THE PROBLEM: Reproduce the full listing that appears beneath this instruction exactly.

Saved entries
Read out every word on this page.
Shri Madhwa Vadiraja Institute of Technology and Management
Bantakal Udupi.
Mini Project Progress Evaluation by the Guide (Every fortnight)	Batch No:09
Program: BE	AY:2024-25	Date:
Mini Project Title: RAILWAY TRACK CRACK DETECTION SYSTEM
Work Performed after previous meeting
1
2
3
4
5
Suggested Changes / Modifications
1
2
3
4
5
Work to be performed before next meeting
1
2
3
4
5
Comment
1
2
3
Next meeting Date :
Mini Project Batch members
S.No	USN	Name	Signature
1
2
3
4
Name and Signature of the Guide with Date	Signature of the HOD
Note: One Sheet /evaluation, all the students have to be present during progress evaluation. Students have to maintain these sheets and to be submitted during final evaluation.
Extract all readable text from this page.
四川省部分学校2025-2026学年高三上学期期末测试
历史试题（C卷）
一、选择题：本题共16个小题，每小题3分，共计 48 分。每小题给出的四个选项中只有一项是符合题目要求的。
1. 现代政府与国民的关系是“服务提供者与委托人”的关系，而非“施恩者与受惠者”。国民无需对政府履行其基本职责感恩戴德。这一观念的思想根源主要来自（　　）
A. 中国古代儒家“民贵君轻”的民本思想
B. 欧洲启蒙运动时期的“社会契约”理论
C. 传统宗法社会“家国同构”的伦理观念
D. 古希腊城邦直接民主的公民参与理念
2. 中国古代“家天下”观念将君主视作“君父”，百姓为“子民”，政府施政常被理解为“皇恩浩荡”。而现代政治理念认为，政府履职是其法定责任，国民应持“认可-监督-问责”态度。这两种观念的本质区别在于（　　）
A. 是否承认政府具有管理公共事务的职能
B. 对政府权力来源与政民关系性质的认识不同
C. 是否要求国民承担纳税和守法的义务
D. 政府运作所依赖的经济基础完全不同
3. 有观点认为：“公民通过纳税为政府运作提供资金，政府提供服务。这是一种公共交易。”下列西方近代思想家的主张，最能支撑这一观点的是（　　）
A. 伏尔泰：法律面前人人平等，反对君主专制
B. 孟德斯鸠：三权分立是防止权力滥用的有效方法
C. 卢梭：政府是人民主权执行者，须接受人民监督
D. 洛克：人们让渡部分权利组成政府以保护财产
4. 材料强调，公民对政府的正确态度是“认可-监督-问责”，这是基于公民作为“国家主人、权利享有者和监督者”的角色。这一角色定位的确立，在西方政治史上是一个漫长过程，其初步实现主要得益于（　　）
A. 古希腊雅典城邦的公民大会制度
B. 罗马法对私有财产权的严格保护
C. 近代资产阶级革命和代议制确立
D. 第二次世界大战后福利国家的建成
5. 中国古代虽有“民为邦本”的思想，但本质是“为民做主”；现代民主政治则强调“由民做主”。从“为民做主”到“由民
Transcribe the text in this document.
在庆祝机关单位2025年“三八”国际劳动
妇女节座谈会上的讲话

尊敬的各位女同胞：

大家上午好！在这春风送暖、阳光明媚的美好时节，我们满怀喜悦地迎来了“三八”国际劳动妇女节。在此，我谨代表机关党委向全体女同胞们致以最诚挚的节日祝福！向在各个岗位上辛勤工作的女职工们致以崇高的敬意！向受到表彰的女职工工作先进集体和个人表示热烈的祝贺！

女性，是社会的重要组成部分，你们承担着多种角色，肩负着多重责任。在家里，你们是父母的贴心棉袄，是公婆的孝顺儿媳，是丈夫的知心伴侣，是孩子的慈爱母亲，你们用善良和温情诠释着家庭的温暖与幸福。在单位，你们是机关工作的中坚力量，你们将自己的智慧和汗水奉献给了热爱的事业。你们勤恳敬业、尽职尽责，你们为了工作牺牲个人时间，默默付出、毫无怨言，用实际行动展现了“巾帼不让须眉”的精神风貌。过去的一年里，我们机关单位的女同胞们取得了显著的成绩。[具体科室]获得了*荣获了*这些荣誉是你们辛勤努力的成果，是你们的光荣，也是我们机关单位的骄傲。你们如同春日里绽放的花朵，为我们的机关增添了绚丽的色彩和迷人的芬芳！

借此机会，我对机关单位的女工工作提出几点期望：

THE ANSWER:
Read out every word on this page.
Shri Madhwa Vadiraja Institute of Technology and Management
Bantakal Udupi.
Mini Project Progress Evaluation by the Guide (Every fortnight)	Batch No:09
Program: BE	AY:2024-25	Date:
Mini Project Title: RAILWAY TRACK CRACK DETECTION SYSTEM
Work Performed after previous meeting
1
2
3
4
5
Suggested Changes / Modifications
1
2
3
4
5
Work to be performed before next meeting
1
2
3
4
5
Comment
1
2
3
Next meeting Date :
Mini Project Batch members
S.No	USN	Name	Signature
1
2
3
4
Name and Signature of the Guide with Date	Signature of the HOD
Note: One Sheet /evaluation, all the students have to be present during progress evaluation. Students have to maintain these sheets and to be submitted during final evaluation.
Extract all readable text from this page.
四川省部分学校2025-2026学年高三上学期期末测试
历史试题（C卷）
一、选择题：本题共16个小题，每小题3分，共计 48 分。每小题给出的四个选项中只有一项是符合题目要求的。
1. 现代政府与国民的关系是“服务提供者与委托人”的关系，而非“施恩者与受惠者”。国民无需对政府履行其基本职责感恩戴德。这一观念的思想根源主要来自（　　）
A. 中国古代儒家“民贵君轻”的民本思想
B. 欧洲启蒙运动时期的“社会契约”理论
C. 传统宗法社会“家国同构”的伦理观念
D. 古希腊城邦直接民主的公民参与理念
2. 中国古代“家天下”观念将君主视作“君父”，百姓为“子民”，政府施政常被理解为“皇恩浩荡”。而现代政治理念认为，政府履职是其法定责任，国民应持“认可-监督-问责”态度。这两种观念的本质区别在于（　　）
A. 是否承认政府具有管理公共事务的职能
B. 对政府权力来源与政民关系性质的认识不同
C. 是否要求国民承担纳税和守法的义务
D. 政府运作所依赖的经济基础完全不同
3. 有观点认为：“公民通过纳税为政府运作提供资金，政府提供服务。这是一种公共交易。”下列西方近代思想家的主张，最能支撑这一观点的是（　　）
A. 伏尔泰：法律面前人人平等，反对君主专制
B. 孟德斯鸠：三权分立是防止权力滥用的有效方法
C. 卢梭：政府是人民主权执行者，须接受人民监督
D. 洛克：人们让渡部分权利组成政府以保护财产
4. 材料强调，公民对政府的正确态度是“认可-监督-问责”，这是基于公民作为“国家主人、权利享有者和监督者”的角色。这一角色定位的确立，在西方政治史上是一个漫长过程，其初步实现主要得益于（　　）
A. 古希腊雅典城邦的公民大会制度
B. 罗马法对私有财产权的严格保护
C. 近代资产阶级革命和代议制确立
D. 第二次世界大战后福利国家的建成
5. 中国古代虽有“民为邦本”的思想，但本质是“为民做主”；现代民主政治则强调“由民做主”。从“为民做主”到“由民
Transcribe the text in this document.
在庆祝机关单位2025年“三八”国际劳动
妇女节座谈会上的讲话

尊敬的各位女同胞：

大家上午好！在这春风送暖、阳光明媚的美好时节，我们满怀喜悦地迎来了“三八”国际劳动妇女节。在此，我谨代表机关党委向全体女同胞们致以最诚挚的节日祝福！向在各个岗位上辛勤工作的女职工们致以崇高的敬意！向受到表彰的女职工工作先进集体和个人表示热烈的祝贺！

女性，是社会的重要组成部分，你们承担着多种角色，肩负着多重责任。在家里，你们是父母的贴心棉袄，是公婆的孝顺儿媳，是丈夫的知心伴侣，是孩子的慈爱母亲，你们用善良和温情诠释着家庭的温暖与幸福。在单位，你们是机关工作的中坚力量，你们将自己的智慧和汗水奉献给了热爱的事业。你们勤恳敬业、尽职尽责，你们为了工作牺牲个人时间，默默付出、毫无怨言，用实际行动展现了“巾帼不让须眉”的精神风貌。过去的一年里，我们机关单位的女同胞们取得了显著的成绩。[具体科室]获得了*荣获了*这些荣誉是你们辛勤努力的成果，是你们的光荣，也是我们机关单位的骄傲。你们如同春日里绽放的花朵，为我们的机关增添了绚丽的色彩和迷人的芬芳！

借此机会，我对机关单位的女工工作提出几点期望：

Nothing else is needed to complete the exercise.